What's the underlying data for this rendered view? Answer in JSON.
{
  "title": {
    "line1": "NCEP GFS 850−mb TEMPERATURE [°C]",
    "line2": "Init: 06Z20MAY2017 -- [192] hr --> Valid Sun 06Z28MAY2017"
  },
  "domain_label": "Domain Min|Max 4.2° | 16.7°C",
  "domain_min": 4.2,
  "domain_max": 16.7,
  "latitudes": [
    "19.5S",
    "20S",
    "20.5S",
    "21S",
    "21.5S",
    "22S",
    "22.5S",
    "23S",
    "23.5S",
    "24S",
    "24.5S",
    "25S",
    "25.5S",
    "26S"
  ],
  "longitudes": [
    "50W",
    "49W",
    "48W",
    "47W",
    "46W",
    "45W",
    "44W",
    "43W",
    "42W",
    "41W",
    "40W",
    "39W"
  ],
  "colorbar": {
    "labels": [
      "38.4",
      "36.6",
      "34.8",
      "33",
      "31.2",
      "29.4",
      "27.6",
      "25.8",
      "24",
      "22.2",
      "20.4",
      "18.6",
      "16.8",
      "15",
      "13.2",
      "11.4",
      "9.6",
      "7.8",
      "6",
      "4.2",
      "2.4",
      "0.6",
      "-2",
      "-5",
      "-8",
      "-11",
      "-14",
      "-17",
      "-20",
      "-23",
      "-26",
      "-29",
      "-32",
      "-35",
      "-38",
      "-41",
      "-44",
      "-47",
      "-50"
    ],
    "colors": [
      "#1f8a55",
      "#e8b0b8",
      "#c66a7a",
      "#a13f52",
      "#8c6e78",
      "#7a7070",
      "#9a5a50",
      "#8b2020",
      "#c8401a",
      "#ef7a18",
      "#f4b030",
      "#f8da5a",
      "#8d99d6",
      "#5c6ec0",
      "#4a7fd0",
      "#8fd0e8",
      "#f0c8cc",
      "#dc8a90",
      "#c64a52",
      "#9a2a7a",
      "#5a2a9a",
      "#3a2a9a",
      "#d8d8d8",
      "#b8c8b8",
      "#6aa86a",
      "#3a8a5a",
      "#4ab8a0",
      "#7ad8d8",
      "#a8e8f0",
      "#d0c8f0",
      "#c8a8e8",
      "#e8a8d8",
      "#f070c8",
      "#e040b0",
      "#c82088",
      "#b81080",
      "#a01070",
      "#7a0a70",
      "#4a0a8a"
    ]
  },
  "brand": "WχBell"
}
★ ★ ★ ★
Quote the whole listing above, leaving nothing out.

What's the underlying data for this rendered view? Answer in JSON.
{
  "title": {
    "line1": "NCEP GFS 850−mb TEMPERATURE [°C]",
    "line2": "Init: 06Z20MAY2017 -- [192] hr --> Valid Sun 06Z28MAY2017"
  },
  "domain_label": "Domain Min|Max 4.2° | 16.7°C",
  "domain_min": 4.2,
  "domain_max": 16.7,
  "latitudes": [
    "19.5S",
    "20S",
    "20.5S",
    "21S",
    "21.5S",
    "22S",
    "22.5S",
    "23S",
    "23.5S",
    "24S",
    "24.5S",
    "25S",
    "25.5S",
    "26S"
  ],
  "longitudes": [
    "50W",
    "49W",
    "48W",
    "47W",
    "46W",
    "45W",
    "44W",
    "43W",
    "42W",
    "41W",
    "40W",
    "39W"
  ],
  "colorbar": {
    "labels": [
      "38.4",
      "36.6",
      "34.8",
      "33",
      "31.2",
      "29.4",
      "27.6",
      "25.8",
      "24",
      "22.2",
      "20.4",
      "18.6",
      "16.8",
      "15",
      "13.2",
      "11.4",
      "9.6",
      "7.8",
      "6",
      "4.2",
      "2.4",
      "0.6",
      "-2",
      "-5",
      "-8",
      "-11",
      "-14",
      "-17",
      "-20",
      "-23",
      "-26",
      "-29",
      "-32",
      "-35",
      "-38",
      "-41",
      "-44",
      "-47",
      "-50"
    ],
    "colors": [
      "#1f8a55",
      "#e8b0b8",
      "#c66a7a",
      "#a13f52",
      "#8c6e78",
      "#7a7070",
      "#9a5a50",
      "#8b2020",
      "#c8401a",
      "#ef7a18",
      "#f4b030",
      "#f8da5a",
      "#8d99d6",
      "#5c6ec0",
      "#4a7fd0",
      "#8fd0e8",
      "#f0c8cc",
      "#dc8a90",
      "#c64a52",
      "#9a2a7a",
      "#5a2a9a",
      "#3a2a9a",
      "#d8d8d8",
      "#b8c8b8",
      "#6aa86a",
      "#3a8a5a",
      "#4ab8a0",
      "#7ad8d8",
      "#a8e8f0",
      "#d0c8f0",
      "#c8a8e8",
      "#e8a8d8",
      "#f070c8",
      "#e040b0",
      "#c82088",
      "#b81080",
      "#a01070",
      "#7a0a70",
      "#4a0a8a"
    ]
  },
  "brand": "WχBell"
}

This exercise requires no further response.